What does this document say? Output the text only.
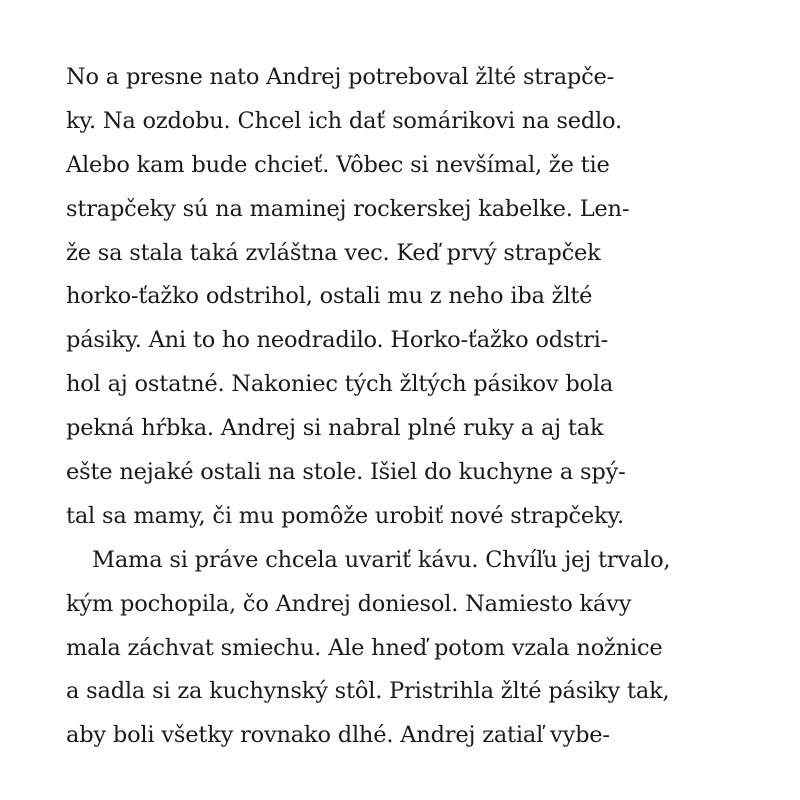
No a presne nato Andrej potreboval žlté strapče-
ky. Na ozdobu. Chcel ich dať somárikovi na sedlo.
Alebo kam bude chcieť. Vôbec si nevšímal, že tie
strapčeky sú na maminej rockerskej kabelke. Len-
že sa stala taká zvláštna vec. Keď prvý strapček
horko-ťažko odstrihol, ostali mu z neho iba žlté
pásiky. Ani to ho neodradilo. Horko-ťažko odstri-
hol aj ostatné. Nakoniec tých žltých pásikov bola
pekná hŕbka. Andrej si nabral plné ruky a aj tak
ešte nejaké ostali na stole. Išiel do kuchyne a spý-
tal sa mamy, či mu pomôže urobiť nové strapčeky.
Mama si práve chcela uvariť kávu. Chvíľu jej trvalo,
kým pochopila, čo Andrej doniesol. Namiesto kávy
mala záchvat smiechu. Ale hneď potom vzala nožnice
a sadla si za kuchynský stôl. Pristrihla žlté pásiky tak,
aby boli všetky rovnako dlhé. Andrej zatiaľ vybe-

■ ■ ■ ■

§ INSTRUCTIONS FOR THE TASK:
Transcribe the full listing above exactly as it stands, minus the pictures.

§ ANSWER TO THE EXERCISE:
What does this document say? Output the text only.
No a presne nato Andrej potreboval žlté strapče-
ky. Na ozdobu. Chcel ich dať somárikovi na sedlo.
Alebo kam bude chcieť. Vôbec si nevšímal, že tie
strapčeky sú na maminej rockerskej kabelke. Len-
že sa stala taká zvláštna vec. Keď prvý strapček
horko-ťažko odstrihol, ostali mu z neho iba žlté
pásiky. Ani to ho neodradilo. Horko-ťažko odstri-
hol aj ostatné. Nakoniec tých žltých pásikov bola
pekná hŕbka. Andrej si nabral plné ruky a aj tak
ešte nejaké ostali na stole. Išiel do kuchyne a spý-
tal sa mamy, či mu pomôže urobiť nové strapčeky.
Mama si práve chcela uvariť kávu. Chvíľu jej trvalo,
kým pochopila, čo Andrej doniesol. Namiesto kávy
mala záchvat smiechu. Ale hneď potom vzala nožnice
a sadla si za kuchynský stôl. Pristrihla žlté pásiky tak,
aby boli všetky rovnako dlhé. Andrej zatiaľ vybe-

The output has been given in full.